DESCRIPTION OF THE TASK >> Find the lines holding "title" and copy them.

DATA >>
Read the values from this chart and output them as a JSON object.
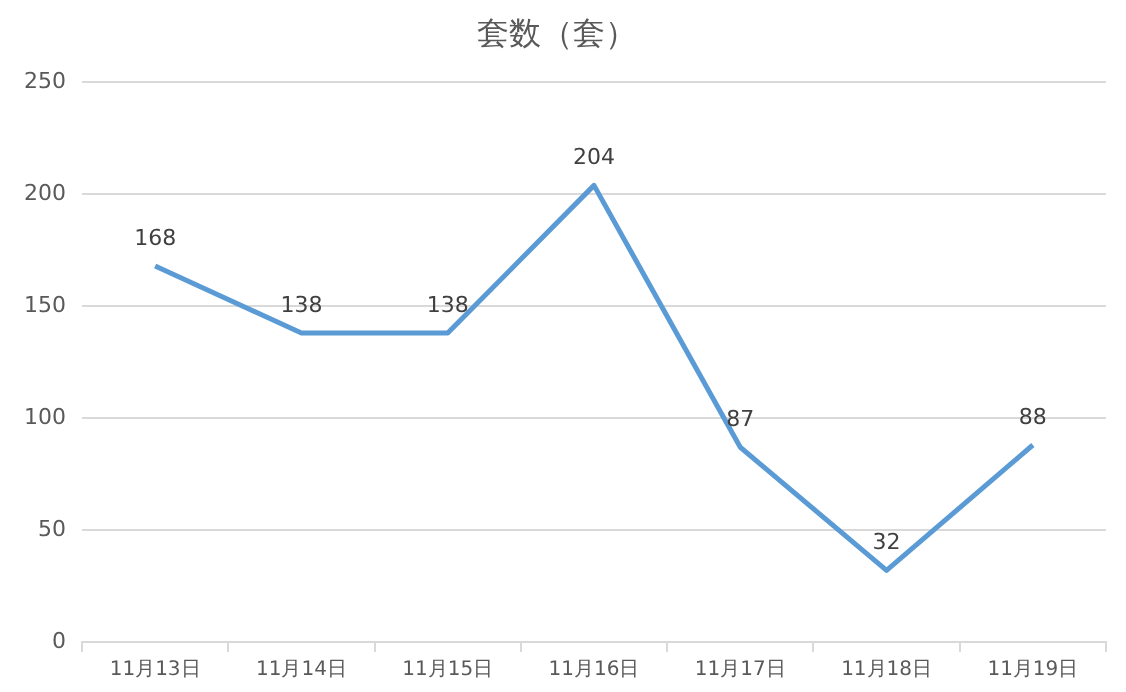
{
  "chart_data": {
    "type": "line",
    "title": "套数（套）",
    "categories": [
      "11月13日",
      "11月14日",
      "11月15日",
      "11月16日",
      "11月17日",
      "11月18日",
      "11月19日"
    ],
    "series": [
      {
        "color": "#5b9bd5",
        "values": [
          168,
          138,
          138,
          204,
          87,
          32,
          88
        ]
      }
    ],
    "ylim": [
      0,
      250
    ],
    "yticks": [
      0,
      50,
      100,
      150,
      200,
      250
    ],
    "grid": "y",
    "legend": false,
    "marker": "none",
    "line_style": "solid",
    "data_labels": true
  }
}
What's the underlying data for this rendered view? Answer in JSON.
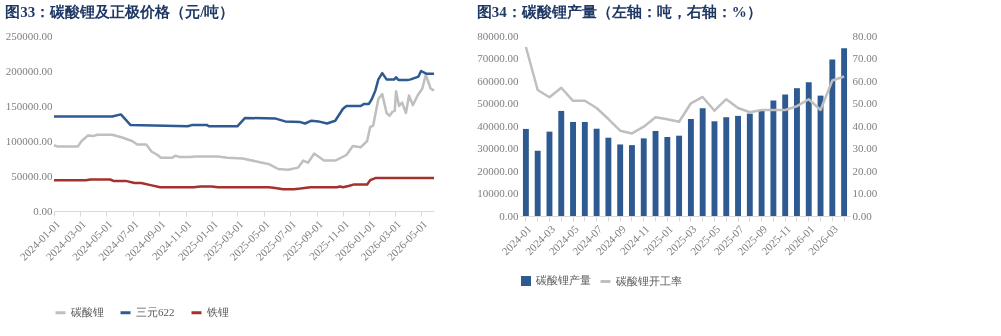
{
  "chart_data": [
    {
      "type": "line",
      "title": "图33：碳酸锂及正极价格（元/吨）",
      "legend": "bottom",
      "xlim": [
        "2024-01-01",
        "2026-05-31"
      ],
      "xticks": [
        "2024-01-01",
        "2024-03-01",
        "2024-05-01",
        "2024-07-01",
        "2024-09-01",
        "2024-11-01",
        "2025-01-01",
        "2025-03-01",
        "2025-05-01",
        "2025-07-01",
        "2025-09-01",
        "2025-11-01",
        "2026-01-01",
        "2026-03-01",
        "2026-05-01"
      ],
      "ylim": [
        0,
        250000
      ],
      "yticks": [
        {
          "value": 0,
          "label": "0.00"
        },
        {
          "value": 50000,
          "label": "50000.00"
        },
        {
          "value": 100000,
          "label": "100000.00"
        },
        {
          "value": 150000,
          "label": "150000.00"
        },
        {
          "value": 200000,
          "label": "200000.00"
        },
        {
          "value": 250000,
          "label": "250000.00"
        }
      ],
      "series": [
        {
          "name": "碳酸锂",
          "color": "#bfbfbf",
          "x": [
            "2024-01-01",
            "2024-01-10",
            "2024-02-25",
            "2024-03-05",
            "2024-03-20",
            "2024-04-01",
            "2024-04-10",
            "2024-05-15",
            "2024-06-07",
            "2024-06-30",
            "2024-07-12",
            "2024-08-02",
            "2024-08-14",
            "2024-08-28",
            "2024-09-05",
            "2024-10-01",
            "2024-10-08",
            "2024-10-20",
            "2024-11-10",
            "2024-11-25",
            "2025-01-15",
            "2025-02-06",
            "2025-03-13",
            "2025-04-20",
            "2025-05-13",
            "2025-06-04",
            "2025-06-27",
            "2025-07-20",
            "2025-08-01",
            "2025-08-12",
            "2025-08-26",
            "2025-09-18",
            "2025-10-14",
            "2025-11-09",
            "2025-11-24",
            "2025-12-12",
            "2025-12-27",
            "2026-01-03",
            "2026-01-10",
            "2026-01-22",
            "2026-01-31",
            "2026-02-10",
            "2026-02-17",
            "2026-02-24",
            "2026-03-01",
            "2026-03-04",
            "2026-03-11",
            "2026-03-18",
            "2026-03-27",
            "2026-04-03",
            "2026-04-12",
            "2026-04-23",
            "2026-05-04",
            "2026-05-12",
            "2026-05-23",
            "2026-05-31"
          ],
          "values": [
            94000,
            92000,
            92000,
            100000,
            108000,
            107000,
            109000,
            109000,
            105000,
            100000,
            95000,
            95000,
            85000,
            80000,
            76000,
            76000,
            79000,
            77000,
            77000,
            78000,
            78000,
            76000,
            75000,
            70000,
            67000,
            60000,
            59000,
            62000,
            72000,
            69000,
            82000,
            72000,
            72000,
            80000,
            93000,
            91000,
            100000,
            120000,
            122000,
            160000,
            167000,
            140000,
            136000,
            142000,
            143000,
            171000,
            150000,
            155000,
            140000,
            165000,
            151000,
            165000,
            175000,
            195000,
            175000,
            172000
          ]
        },
        {
          "name": "三元622",
          "color": "#2e5a91",
          "x": [
            "2024-01-01",
            "2024-05-15",
            "2024-06-04",
            "2024-06-13",
            "2024-06-26",
            "2024-08-19",
            "2024-11-06",
            "2024-11-17",
            "2024-12-20",
            "2024-12-25",
            "2025-03-01",
            "2025-03-19",
            "2025-05-29",
            "2025-06-20",
            "2025-07-25",
            "2025-08-05",
            "2025-08-20",
            "2025-09-05",
            "2025-09-25",
            "2025-10-14",
            "2025-11-01",
            "2025-11-09",
            "2025-12-12",
            "2025-12-20",
            "2025-12-31",
            "2026-01-07",
            "2026-01-15",
            "2026-01-22",
            "2026-01-31",
            "2026-02-10",
            "2026-02-28",
            "2026-03-04",
            "2026-03-10",
            "2026-03-31",
            "2026-04-07",
            "2026-04-25",
            "2026-05-01",
            "2026-05-14",
            "2026-05-31"
          ],
          "values": [
            135000,
            135000,
            138000,
            132000,
            123000,
            122000,
            121000,
            123000,
            123000,
            121000,
            121000,
            133000,
            132000,
            128000,
            127000,
            125000,
            129000,
            128000,
            125000,
            129000,
            146000,
            150000,
            150000,
            153000,
            153000,
            160000,
            172000,
            188000,
            197000,
            188000,
            188000,
            191000,
            187000,
            187000,
            188000,
            192000,
            200000,
            196000,
            196000
          ]
        },
        {
          "name": "铁锂",
          "color": "#a5312d",
          "x": [
            "2024-01-01",
            "2024-03-15",
            "2024-03-25",
            "2024-05-10",
            "2024-05-18",
            "2024-06-15",
            "2024-07-06",
            "2024-07-21",
            "2024-08-12",
            "2024-09-03",
            "2024-11-20",
            "2024-12-05",
            "2025-01-01",
            "2025-01-15",
            "2025-05-13",
            "2025-05-28",
            "2025-06-15",
            "2025-07-10",
            "2025-07-25",
            "2025-08-18",
            "2025-10-18",
            "2025-10-25",
            "2025-11-01",
            "2025-11-16",
            "2025-11-27",
            "2025-12-27",
            "2026-01-03",
            "2026-01-15",
            "2026-05-31"
          ],
          "values": [
            44000,
            44000,
            45000,
            45000,
            43000,
            43000,
            40000,
            40000,
            37000,
            34000,
            34000,
            35000,
            35000,
            34000,
            34000,
            33000,
            31000,
            31000,
            32000,
            34000,
            34000,
            35000,
            34000,
            36000,
            38000,
            38000,
            44000,
            47000,
            47000
          ]
        }
      ]
    },
    {
      "type": "bar",
      "title": "图34：碳酸锂产量（左轴：吨，右轴：%）",
      "legend": "bottom",
      "categories": [
        "2024-01",
        null,
        "2024-03",
        null,
        "2024-05",
        null,
        "2024-07",
        null,
        "2024-09",
        null,
        "2024-11",
        null,
        "2025-01",
        null,
        "2025-03",
        null,
        "2025-05",
        null,
        "2025-07",
        null,
        "2025-09",
        null,
        "2025-11",
        null,
        "2026-01",
        null,
        "2026-03",
        null
      ],
      "ylim": [
        0,
        80000
      ],
      "yticks": [
        {
          "value": 0,
          "label": "0.00"
        },
        {
          "value": 10000,
          "label": "10000.00"
        },
        {
          "value": 20000,
          "label": "20000.00"
        },
        {
          "value": 30000,
          "label": "30000.00"
        },
        {
          "value": 40000,
          "label": "40000.00"
        },
        {
          "value": 50000,
          "label": "50000.00"
        },
        {
          "value": 60000,
          "label": "60000.00"
        },
        {
          "value": 70000,
          "label": "70000.00"
        },
        {
          "value": 80000,
          "label": "80000.00"
        }
      ],
      "y2lim": [
        0,
        80
      ],
      "y2ticks": [
        {
          "value": 0,
          "label": "0.00"
        },
        {
          "value": 10,
          "label": "10.00"
        },
        {
          "value": 20,
          "label": "20.00"
        },
        {
          "value": 30,
          "label": "30.00"
        },
        {
          "value": 40,
          "label": "40.00"
        },
        {
          "value": 50,
          "label": "50.00"
        },
        {
          "value": 60,
          "label": "60.00"
        },
        {
          "value": 70,
          "label": "70.00"
        },
        {
          "value": 80,
          "label": "80.00"
        }
      ],
      "series": [
        {
          "name": "碳酸锂产量",
          "color": "#2e5a91",
          "values": [
            38700,
            29000,
            37500,
            46700,
            41800,
            41800,
            38800,
            34800,
            31800,
            31500,
            34500,
            37800,
            35100,
            35700,
            43100,
            47900,
            42100,
            43900,
            44500,
            45500,
            47000,
            51300,
            54000,
            56800,
            59500,
            53500,
            69600,
            74600
          ]
        },
        {
          "name": "碳酸锂开工率",
          "type": "line",
          "axis": "y2",
          "color": "#bfbfbf",
          "values": [
            75.1,
            56,
            52.8,
            57,
            51.2,
            51.2,
            48,
            43.1,
            37.9,
            36.7,
            39.7,
            43.9,
            43,
            41.9,
            50.1,
            52.9,
            46.8,
            51.9,
            48,
            46.1,
            47.1,
            47.1,
            47.1,
            48.8,
            51.9,
            47.1,
            60.2,
            62
          ]
        }
      ]
    }
  ]
}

EXERCISE RESPONSE >>
    "title": "套数（套）",
      "title": "图33：碳酸锂及正极价格（元/吨）",
      "title": "图34：碳酸锂产量（左轴：吨，右轴：%）",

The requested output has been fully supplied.